## start INFORMATION GIVEN

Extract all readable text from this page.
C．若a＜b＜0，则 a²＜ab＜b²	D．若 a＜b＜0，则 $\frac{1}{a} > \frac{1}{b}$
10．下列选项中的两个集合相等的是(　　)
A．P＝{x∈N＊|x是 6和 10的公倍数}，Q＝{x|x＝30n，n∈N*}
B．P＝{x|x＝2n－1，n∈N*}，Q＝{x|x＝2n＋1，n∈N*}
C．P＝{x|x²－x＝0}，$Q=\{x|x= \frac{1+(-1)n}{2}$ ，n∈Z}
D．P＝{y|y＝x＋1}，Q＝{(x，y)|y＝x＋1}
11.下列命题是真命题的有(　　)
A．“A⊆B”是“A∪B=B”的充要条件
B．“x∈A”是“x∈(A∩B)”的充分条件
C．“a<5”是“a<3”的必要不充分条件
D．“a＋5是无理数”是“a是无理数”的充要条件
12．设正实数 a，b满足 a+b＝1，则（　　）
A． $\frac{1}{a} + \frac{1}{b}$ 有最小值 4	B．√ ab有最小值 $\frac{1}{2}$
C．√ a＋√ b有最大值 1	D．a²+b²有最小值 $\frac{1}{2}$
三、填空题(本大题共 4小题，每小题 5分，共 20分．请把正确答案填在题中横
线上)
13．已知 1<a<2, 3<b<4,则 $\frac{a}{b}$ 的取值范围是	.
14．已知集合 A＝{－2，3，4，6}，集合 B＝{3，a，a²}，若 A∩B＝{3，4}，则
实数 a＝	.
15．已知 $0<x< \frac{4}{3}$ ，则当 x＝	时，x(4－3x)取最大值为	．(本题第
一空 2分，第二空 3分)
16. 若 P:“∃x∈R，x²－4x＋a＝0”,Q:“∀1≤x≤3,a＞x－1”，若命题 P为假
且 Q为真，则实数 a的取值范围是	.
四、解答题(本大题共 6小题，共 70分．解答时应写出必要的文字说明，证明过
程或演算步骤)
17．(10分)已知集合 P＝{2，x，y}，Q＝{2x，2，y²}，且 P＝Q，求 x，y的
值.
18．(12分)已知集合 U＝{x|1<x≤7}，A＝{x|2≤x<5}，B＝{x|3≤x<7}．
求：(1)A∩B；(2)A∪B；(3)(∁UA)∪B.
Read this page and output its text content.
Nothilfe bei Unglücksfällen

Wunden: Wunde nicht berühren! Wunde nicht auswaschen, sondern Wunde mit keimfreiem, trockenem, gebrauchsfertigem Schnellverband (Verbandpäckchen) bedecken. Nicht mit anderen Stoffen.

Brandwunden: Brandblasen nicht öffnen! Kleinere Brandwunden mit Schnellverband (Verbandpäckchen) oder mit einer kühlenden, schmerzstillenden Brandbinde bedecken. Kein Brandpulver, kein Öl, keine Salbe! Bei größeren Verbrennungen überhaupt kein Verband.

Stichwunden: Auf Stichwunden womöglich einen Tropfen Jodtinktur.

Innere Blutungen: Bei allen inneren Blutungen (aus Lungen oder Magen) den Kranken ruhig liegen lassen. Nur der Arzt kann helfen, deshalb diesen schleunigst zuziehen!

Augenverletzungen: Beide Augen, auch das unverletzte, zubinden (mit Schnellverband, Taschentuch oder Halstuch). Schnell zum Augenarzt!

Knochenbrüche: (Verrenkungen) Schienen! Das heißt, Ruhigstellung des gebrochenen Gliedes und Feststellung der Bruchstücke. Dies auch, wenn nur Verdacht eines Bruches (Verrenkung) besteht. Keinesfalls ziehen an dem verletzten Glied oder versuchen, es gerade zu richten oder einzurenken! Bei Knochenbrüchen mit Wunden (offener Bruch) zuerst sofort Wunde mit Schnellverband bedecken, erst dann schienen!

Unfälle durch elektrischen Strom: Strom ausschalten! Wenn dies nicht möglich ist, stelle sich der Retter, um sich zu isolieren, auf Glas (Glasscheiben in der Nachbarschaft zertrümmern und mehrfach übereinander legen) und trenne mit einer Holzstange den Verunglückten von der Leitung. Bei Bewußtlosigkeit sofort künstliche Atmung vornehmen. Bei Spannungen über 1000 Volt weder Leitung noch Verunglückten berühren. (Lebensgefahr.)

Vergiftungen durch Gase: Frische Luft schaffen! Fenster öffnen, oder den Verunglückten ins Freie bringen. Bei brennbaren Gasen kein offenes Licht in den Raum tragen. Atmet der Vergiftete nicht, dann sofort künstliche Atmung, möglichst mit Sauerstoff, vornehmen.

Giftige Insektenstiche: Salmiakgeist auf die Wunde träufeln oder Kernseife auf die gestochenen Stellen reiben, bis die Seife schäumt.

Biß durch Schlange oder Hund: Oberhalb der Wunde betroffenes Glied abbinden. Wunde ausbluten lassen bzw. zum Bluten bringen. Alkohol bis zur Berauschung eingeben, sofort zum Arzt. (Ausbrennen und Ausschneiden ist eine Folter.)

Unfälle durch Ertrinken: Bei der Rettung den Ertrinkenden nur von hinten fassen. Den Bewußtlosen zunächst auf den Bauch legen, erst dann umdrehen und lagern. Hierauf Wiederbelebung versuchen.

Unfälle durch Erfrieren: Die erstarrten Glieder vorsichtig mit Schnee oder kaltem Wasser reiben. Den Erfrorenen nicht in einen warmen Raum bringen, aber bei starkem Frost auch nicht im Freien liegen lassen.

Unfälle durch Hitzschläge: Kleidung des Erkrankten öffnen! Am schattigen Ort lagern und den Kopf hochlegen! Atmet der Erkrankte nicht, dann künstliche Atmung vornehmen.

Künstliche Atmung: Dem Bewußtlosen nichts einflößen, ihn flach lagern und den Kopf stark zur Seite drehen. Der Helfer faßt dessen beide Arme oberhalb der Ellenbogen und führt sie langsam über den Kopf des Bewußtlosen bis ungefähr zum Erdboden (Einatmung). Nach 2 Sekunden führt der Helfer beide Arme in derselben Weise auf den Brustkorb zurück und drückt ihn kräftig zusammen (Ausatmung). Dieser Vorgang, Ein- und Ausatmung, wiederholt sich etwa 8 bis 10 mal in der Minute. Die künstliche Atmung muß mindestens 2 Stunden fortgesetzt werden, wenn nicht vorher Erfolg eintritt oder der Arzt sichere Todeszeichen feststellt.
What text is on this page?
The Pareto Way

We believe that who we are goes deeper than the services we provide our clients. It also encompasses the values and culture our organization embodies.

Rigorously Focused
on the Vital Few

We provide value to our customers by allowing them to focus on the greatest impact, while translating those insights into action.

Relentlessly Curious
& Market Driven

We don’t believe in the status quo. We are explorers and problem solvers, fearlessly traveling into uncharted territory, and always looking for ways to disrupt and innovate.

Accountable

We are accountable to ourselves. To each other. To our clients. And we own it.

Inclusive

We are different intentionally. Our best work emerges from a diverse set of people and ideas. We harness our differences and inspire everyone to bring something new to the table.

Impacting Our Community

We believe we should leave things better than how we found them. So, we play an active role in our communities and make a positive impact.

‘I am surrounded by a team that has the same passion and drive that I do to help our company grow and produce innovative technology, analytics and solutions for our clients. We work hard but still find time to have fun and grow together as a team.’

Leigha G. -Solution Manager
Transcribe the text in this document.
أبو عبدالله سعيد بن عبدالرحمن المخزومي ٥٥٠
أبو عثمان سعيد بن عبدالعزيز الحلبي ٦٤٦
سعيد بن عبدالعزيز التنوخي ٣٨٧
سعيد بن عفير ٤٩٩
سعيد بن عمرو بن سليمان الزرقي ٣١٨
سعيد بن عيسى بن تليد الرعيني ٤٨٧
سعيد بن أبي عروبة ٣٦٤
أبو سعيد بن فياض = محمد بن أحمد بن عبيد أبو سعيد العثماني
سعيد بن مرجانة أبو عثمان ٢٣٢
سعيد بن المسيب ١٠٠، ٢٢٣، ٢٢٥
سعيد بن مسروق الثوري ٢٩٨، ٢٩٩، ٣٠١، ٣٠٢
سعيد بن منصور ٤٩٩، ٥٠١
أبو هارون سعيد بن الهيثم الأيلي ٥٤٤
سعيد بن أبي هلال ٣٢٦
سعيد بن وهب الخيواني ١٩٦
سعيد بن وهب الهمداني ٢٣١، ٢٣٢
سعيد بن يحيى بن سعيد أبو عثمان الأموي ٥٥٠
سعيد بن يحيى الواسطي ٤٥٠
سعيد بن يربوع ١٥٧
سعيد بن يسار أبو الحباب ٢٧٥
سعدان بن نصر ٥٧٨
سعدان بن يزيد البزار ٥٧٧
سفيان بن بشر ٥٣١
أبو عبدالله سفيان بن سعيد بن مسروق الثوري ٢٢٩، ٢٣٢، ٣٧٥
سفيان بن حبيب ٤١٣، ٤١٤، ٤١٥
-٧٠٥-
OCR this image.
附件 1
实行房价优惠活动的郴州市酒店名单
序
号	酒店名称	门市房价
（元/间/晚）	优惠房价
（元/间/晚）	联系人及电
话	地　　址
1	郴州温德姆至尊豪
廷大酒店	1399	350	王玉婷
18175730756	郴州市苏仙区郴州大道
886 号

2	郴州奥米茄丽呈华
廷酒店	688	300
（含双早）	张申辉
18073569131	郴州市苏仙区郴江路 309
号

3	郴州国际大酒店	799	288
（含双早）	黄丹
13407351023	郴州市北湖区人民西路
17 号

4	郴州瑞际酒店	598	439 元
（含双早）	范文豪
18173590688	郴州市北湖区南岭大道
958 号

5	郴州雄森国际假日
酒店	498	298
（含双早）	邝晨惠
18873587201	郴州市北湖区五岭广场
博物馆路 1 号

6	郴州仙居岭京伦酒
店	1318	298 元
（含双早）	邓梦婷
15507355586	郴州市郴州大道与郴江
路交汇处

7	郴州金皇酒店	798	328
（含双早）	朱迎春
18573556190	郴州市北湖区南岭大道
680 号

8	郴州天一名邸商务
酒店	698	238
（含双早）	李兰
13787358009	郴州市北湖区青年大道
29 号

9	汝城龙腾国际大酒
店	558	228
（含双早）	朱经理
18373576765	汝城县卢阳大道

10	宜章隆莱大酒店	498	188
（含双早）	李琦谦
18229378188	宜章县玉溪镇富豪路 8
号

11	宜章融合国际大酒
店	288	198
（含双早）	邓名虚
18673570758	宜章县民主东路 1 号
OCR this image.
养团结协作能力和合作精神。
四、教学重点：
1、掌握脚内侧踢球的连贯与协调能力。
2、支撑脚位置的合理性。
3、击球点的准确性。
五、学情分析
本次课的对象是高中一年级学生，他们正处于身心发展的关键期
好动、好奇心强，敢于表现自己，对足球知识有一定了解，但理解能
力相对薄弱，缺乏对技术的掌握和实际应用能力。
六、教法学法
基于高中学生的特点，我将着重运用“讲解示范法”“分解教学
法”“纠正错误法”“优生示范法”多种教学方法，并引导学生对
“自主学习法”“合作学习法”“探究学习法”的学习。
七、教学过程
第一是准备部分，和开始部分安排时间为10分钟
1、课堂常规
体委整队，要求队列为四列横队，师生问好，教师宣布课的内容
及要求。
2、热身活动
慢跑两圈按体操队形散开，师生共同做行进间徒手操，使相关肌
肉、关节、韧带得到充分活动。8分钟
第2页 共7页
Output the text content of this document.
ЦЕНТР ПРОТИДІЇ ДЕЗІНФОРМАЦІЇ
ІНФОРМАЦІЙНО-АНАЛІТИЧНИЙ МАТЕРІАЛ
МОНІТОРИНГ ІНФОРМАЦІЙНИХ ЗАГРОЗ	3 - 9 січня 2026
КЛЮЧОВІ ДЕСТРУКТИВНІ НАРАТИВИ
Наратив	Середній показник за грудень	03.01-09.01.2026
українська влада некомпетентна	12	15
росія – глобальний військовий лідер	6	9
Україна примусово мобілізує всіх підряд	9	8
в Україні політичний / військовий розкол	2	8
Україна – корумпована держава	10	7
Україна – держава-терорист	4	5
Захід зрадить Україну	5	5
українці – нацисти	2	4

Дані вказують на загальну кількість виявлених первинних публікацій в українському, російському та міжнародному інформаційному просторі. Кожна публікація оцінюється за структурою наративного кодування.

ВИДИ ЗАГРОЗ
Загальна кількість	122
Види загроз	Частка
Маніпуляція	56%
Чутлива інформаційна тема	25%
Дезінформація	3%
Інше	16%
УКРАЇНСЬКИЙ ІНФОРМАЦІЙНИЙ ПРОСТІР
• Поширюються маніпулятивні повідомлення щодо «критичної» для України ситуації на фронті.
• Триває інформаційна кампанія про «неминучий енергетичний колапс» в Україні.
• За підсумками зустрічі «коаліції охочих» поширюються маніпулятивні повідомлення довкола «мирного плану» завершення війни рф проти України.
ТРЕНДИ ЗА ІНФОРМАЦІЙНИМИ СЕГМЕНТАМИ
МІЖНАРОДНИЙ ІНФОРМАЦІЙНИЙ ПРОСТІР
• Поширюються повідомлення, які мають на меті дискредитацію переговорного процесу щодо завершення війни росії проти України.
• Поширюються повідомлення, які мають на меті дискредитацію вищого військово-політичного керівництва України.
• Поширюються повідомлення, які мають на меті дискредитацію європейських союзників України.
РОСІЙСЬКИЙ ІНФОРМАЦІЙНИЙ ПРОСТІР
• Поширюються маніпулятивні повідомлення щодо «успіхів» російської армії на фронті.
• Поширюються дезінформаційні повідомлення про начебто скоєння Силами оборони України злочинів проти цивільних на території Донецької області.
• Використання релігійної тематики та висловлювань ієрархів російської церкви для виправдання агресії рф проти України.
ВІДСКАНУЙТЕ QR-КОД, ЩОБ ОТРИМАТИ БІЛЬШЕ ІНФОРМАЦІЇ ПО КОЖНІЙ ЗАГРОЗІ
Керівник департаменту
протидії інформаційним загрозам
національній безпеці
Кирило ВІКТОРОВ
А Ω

## end INFORMATION GIVEN

INSTRUCTIONS TO FOLLOW:
Go through the records and show every line with the string "than" in it.

SOLUTION:
We believe that who we are goes deeper than the services we provide our clients. It also encompasses the values and culture our organization embodies.
We believe we should leave things better than how we found them. So, we play an active role in our communities and make a positive impact.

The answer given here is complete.